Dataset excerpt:
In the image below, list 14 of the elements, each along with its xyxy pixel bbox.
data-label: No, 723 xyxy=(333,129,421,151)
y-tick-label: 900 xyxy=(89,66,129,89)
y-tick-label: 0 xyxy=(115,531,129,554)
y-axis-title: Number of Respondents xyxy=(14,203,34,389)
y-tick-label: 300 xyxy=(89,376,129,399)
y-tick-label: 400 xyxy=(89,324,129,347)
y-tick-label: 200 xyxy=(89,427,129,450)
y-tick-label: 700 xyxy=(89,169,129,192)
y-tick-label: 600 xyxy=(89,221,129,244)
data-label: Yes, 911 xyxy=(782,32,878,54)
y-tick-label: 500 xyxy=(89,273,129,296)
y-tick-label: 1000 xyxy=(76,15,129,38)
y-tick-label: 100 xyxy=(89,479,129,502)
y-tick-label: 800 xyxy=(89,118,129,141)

GIVEN PROBLEM. Reproduce the records above with "Number of Respondents" changed to "Respondent Count" and every other part left the same.

SOLUTION.
In the image below, list 14 of the elements, each along with its xyxy pixel bbox.
data-label: No, 723 xyxy=(333,129,421,151)
y-tick-label: 900 xyxy=(89,66,129,89)
y-tick-label: 0 xyxy=(115,531,129,554)
y-axis-title: Respondent Count xyxy=(14,203,34,389)
y-tick-label: 300 xyxy=(89,376,129,399)
y-tick-label: 400 xyxy=(89,324,129,347)
y-tick-label: 200 xyxy=(89,427,129,450)
y-tick-label: 700 xyxy=(89,169,129,192)
y-tick-label: 600 xyxy=(89,221,129,244)
data-label: Yes, 911 xyxy=(782,32,878,54)
y-tick-label: 500 xyxy=(89,273,129,296)
y-tick-label: 1000 xyxy=(76,15,129,38)
y-tick-label: 100 xyxy=(89,479,129,502)
y-tick-label: 800 xyxy=(89,118,129,141)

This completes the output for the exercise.